Stored items:

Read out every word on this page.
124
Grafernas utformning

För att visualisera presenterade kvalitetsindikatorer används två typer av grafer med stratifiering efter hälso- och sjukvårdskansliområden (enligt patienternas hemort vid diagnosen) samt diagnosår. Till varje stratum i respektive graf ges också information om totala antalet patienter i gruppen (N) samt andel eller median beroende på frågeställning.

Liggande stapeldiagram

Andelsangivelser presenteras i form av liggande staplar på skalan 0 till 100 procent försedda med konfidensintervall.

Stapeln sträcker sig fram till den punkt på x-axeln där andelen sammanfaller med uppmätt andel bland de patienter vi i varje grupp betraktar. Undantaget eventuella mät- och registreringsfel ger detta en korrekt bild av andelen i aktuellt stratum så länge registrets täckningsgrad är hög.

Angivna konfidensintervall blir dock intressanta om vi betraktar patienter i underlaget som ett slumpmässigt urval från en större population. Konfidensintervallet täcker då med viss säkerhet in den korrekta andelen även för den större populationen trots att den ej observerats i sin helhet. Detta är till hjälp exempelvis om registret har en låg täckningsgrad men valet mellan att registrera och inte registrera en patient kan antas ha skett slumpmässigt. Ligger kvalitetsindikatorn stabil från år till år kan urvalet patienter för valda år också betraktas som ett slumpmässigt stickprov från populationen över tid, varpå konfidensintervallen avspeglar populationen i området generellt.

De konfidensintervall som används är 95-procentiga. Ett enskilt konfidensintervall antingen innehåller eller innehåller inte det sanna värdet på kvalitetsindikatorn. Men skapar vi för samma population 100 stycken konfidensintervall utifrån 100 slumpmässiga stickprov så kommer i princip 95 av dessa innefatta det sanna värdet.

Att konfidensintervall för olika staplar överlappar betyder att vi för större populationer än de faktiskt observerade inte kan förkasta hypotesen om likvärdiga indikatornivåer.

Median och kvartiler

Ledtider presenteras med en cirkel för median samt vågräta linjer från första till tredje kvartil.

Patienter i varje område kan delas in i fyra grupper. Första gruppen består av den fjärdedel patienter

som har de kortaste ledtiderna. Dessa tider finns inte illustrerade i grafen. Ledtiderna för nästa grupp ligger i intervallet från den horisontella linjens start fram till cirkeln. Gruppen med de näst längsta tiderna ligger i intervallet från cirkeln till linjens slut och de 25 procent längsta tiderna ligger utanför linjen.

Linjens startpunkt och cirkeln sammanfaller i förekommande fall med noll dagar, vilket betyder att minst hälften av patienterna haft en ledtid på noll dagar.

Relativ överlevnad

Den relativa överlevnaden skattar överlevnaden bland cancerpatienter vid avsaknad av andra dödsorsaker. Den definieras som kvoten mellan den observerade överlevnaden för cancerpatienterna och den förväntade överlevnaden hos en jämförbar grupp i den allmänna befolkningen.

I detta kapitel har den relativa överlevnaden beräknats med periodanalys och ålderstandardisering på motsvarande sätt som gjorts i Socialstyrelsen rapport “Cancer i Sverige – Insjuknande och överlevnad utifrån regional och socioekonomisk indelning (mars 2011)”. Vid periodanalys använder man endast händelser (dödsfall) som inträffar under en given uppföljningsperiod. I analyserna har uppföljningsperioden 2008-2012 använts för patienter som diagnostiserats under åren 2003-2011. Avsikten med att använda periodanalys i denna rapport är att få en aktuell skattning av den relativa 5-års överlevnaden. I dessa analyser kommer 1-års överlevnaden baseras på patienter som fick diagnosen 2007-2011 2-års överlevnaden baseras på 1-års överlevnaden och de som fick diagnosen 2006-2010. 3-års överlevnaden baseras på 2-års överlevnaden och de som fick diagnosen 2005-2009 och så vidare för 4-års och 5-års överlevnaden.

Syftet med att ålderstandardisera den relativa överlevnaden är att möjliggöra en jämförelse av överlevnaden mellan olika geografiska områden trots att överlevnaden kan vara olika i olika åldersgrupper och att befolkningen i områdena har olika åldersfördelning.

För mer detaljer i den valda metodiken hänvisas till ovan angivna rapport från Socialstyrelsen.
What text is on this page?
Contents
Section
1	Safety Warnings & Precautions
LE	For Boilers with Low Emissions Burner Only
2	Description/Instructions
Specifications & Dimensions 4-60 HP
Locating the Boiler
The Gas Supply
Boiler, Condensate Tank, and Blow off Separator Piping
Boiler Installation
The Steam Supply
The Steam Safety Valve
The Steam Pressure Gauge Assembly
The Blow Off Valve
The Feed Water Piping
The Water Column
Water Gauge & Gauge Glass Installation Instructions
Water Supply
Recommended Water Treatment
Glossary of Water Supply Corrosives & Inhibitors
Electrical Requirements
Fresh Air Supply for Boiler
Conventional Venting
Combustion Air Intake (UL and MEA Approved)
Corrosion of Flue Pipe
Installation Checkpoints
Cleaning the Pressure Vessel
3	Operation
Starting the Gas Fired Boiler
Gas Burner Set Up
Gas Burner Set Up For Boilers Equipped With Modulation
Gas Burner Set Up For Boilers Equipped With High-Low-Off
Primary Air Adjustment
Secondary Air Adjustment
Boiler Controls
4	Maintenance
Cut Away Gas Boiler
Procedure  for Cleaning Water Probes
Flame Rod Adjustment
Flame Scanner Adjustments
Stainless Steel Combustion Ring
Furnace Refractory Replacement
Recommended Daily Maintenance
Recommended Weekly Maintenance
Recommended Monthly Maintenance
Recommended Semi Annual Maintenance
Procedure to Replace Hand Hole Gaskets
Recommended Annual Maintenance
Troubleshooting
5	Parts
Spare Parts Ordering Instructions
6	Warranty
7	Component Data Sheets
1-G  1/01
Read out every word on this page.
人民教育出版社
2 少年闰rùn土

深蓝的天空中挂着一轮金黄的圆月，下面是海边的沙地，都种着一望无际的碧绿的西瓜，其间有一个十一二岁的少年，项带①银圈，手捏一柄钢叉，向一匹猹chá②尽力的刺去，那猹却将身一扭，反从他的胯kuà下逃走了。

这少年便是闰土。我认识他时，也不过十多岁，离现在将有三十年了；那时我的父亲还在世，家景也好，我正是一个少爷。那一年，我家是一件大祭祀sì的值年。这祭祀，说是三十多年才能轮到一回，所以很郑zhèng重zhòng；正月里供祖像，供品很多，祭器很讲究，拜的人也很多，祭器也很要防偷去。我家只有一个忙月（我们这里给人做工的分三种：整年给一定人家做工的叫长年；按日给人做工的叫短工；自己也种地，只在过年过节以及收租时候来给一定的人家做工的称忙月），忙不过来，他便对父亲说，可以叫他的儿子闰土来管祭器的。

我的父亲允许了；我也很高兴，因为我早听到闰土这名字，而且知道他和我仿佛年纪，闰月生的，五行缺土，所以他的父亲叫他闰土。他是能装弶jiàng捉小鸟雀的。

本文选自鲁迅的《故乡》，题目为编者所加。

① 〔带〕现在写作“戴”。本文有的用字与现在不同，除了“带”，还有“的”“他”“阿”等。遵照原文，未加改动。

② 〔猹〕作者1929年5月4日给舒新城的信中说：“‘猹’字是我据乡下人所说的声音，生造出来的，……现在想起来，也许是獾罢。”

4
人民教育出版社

#### [STATED GOAL]
Restate each of the entries above verbatim.

#### [WORKED ANSWER]
Read out every word on this page.
124
Grafernas utformning

För att visualisera presenterade kvalitetsindikatorer används två typer av grafer med stratifiering efter hälso- och sjukvårdskansliområden (enligt patienternas hemort vid diagnosen) samt diagnosår. Till varje stratum i respektive graf ges också information om totala antalet patienter i gruppen (N) samt andel eller median beroende på frågeställning.

Liggande stapeldiagram

Andelsangivelser presenteras i form av liggande staplar på skalan 0 till 100 procent försedda med konfidensintervall.

Stapeln sträcker sig fram till den punkt på x-axeln där andelen sammanfaller med uppmätt andel bland de patienter vi i varje grupp betraktar. Undantaget eventuella mät- och registreringsfel ger detta en korrekt bild av andelen i aktuellt stratum så länge registrets täckningsgrad är hög.

Angivna konfidensintervall blir dock intressanta om vi betraktar patienter i underlaget som ett slumpmässigt urval från en större population. Konfidensintervallet täcker då med viss säkerhet in den korrekta andelen även för den större populationen trots att den ej observerats i sin helhet. Detta är till hjälp exempelvis om registret har en låg täckningsgrad men valet mellan att registrera och inte registrera en patient kan antas ha skett slumpmässigt. Ligger kvalitetsindikatorn stabil från år till år kan urvalet patienter för valda år också betraktas som ett slumpmässigt stickprov från populationen över tid, varpå konfidensintervallen avspeglar populationen i området generellt.

De konfidensintervall som används är 95-procentiga. Ett enskilt konfidensintervall antingen innehåller eller innehåller inte det sanna värdet på kvalitetsindikatorn. Men skapar vi för samma population 100 stycken konfidensintervall utifrån 100 slumpmässiga stickprov så kommer i princip 95 av dessa innefatta det sanna värdet.

Att konfidensintervall för olika staplar överlappar betyder att vi för större populationer än de faktiskt observerade inte kan förkasta hypotesen om likvärdiga indikatornivåer.

Median och kvartiler

Ledtider presenteras med en cirkel för median samt vågräta linjer från första till tredje kvartil.

Patienter i varje område kan delas in i fyra grupper. Första gruppen består av den fjärdedel patienter

som har de kortaste ledtiderna. Dessa tider finns inte illustrerade i grafen. Ledtiderna för nästa grupp ligger i intervallet från den horisontella linjens start fram till cirkeln. Gruppen med de näst längsta tiderna ligger i intervallet från cirkeln till linjens slut och de 25 procent längsta tiderna ligger utanför linjen.

Linjens startpunkt och cirkeln sammanfaller i förekommande fall med noll dagar, vilket betyder att minst hälften av patienterna haft en ledtid på noll dagar.

Relativ överlevnad

Den relativa överlevnaden skattar överlevnaden bland cancerpatienter vid avsaknad av andra dödsorsaker. Den definieras som kvoten mellan den observerade överlevnaden för cancerpatienterna och den förväntade överlevnaden hos en jämförbar grupp i den allmänna befolkningen.

I detta kapitel har den relativa överlevnaden beräknats med periodanalys och ålderstandardisering på motsvarande sätt som gjorts i Socialstyrelsen rapport “Cancer i Sverige – Insjuknande och överlevnad utifrån regional och socioekonomisk indelning (mars 2011)”. Vid periodanalys använder man endast händelser (dödsfall) som inträffar under en given uppföljningsperiod. I analyserna har uppföljningsperioden 2008-2012 använts för patienter som diagnostiserats under åren 2003-2011. Avsikten med att använda periodanalys i denna rapport är att få en aktuell skattning av den relativa 5-års överlevnaden. I dessa analyser kommer 1-års överlevnaden baseras på patienter som fick diagnosen 2007-2011 2-års överlevnaden baseras på 1-års överlevnaden och de som fick diagnosen 2006-2010. 3-års överlevnaden baseras på 2-års överlevnaden och de som fick diagnosen 2005-2009 och så vidare för 4-års och 5-års överlevnaden.

Syftet med att ålderstandardisera den relativa överlevnaden är att möjliggöra en jämförelse av överlevnaden mellan olika geografiska områden trots att överlevnaden kan vara olika i olika åldersgrupper och att befolkningen i områdena har olika åldersfördelning.

För mer detaljer i den valda metodiken hänvisas till ovan angivna rapport från Socialstyrelsen.
What text is on this page?
Contents
Section
1	Safety Warnings & Precautions
LE	For Boilers with Low Emissions Burner Only
2	Description/Instructions
Specifications & Dimensions 4-60 HP
Locating the Boiler
The Gas Supply
Boiler, Condensate Tank, and Blow off Separator Piping
Boiler Installation
The Steam Supply
The Steam Safety Valve
The Steam Pressure Gauge Assembly
The Blow Off Valve
The Feed Water Piping
The Water Column
Water Gauge & Gauge Glass Installation Instructions
Water Supply
Recommended Water Treatment
Glossary of Water Supply Corrosives & Inhibitors
Electrical Requirements
Fresh Air Supply for Boiler
Conventional Venting
Combustion Air Intake (UL and MEA Approved)
Corrosion of Flue Pipe
Installation Checkpoints
Cleaning the Pressure Vessel
3	Operation
Starting the Gas Fired Boiler
Gas Burner Set Up
Gas Burner Set Up For Boilers Equipped With Modulation
Gas Burner Set Up For Boilers Equipped With High-Low-Off
Primary Air Adjustment
Secondary Air Adjustment
Boiler Controls
4	Maintenance
Cut Away Gas Boiler
Procedure  for Cleaning Water Probes
Flame Rod Adjustment
Flame Scanner Adjustments
Stainless Steel Combustion Ring
Furnace Refractory Replacement
Recommended Daily Maintenance
Recommended Weekly Maintenance
Recommended Monthly Maintenance
Recommended Semi Annual Maintenance
Procedure to Replace Hand Hole Gaskets
Recommended Annual Maintenance
Troubleshooting
5	Parts
Spare Parts Ordering Instructions
6	Warranty
7	Component Data Sheets
1-G  1/01
Read out every word on this page.
人民教育出版社
2 少年闰rùn土

深蓝的天空中挂着一轮金黄的圆月，下面是海边的沙地，都种着一望无际的碧绿的西瓜，其间有一个十一二岁的少年，项带①银圈，手捏一柄钢叉，向一匹猹chá②尽力的刺去，那猹却将身一扭，反从他的胯kuà下逃走了。

这少年便是闰土。我认识他时，也不过十多岁，离现在将有三十年了；那时我的父亲还在世，家景也好，我正是一个少爷。那一年，我家是一件大祭祀sì的值年。这祭祀，说是三十多年才能轮到一回，所以很郑zhèng重zhòng；正月里供祖像，供品很多，祭器很讲究，拜的人也很多，祭器也很要防偷去。我家只有一个忙月（我们这里给人做工的分三种：整年给一定人家做工的叫长年；按日给人做工的叫短工；自己也种地，只在过年过节以及收租时候来给一定的人家做工的称忙月），忙不过来，他便对父亲说，可以叫他的儿子闰土来管祭器的。

我的父亲允许了；我也很高兴，因为我早听到闰土这名字，而且知道他和我仿佛年纪，闰月生的，五行缺土，所以他的父亲叫他闰土。他是能装弶jiàng捉小鸟雀的。

本文选自鲁迅的《故乡》，题目为编者所加。

① 〔带〕现在写作“戴”。本文有的用字与现在不同，除了“带”，还有“的”“他”“阿”等。遵照原文，未加改动。

② 〔猹〕作者1929年5月4日给舒新城的信中说：“‘猹’字是我据乡下人所说的声音，生造出来的，……现在想起来，也许是獾罢。”

4
人民教育出版社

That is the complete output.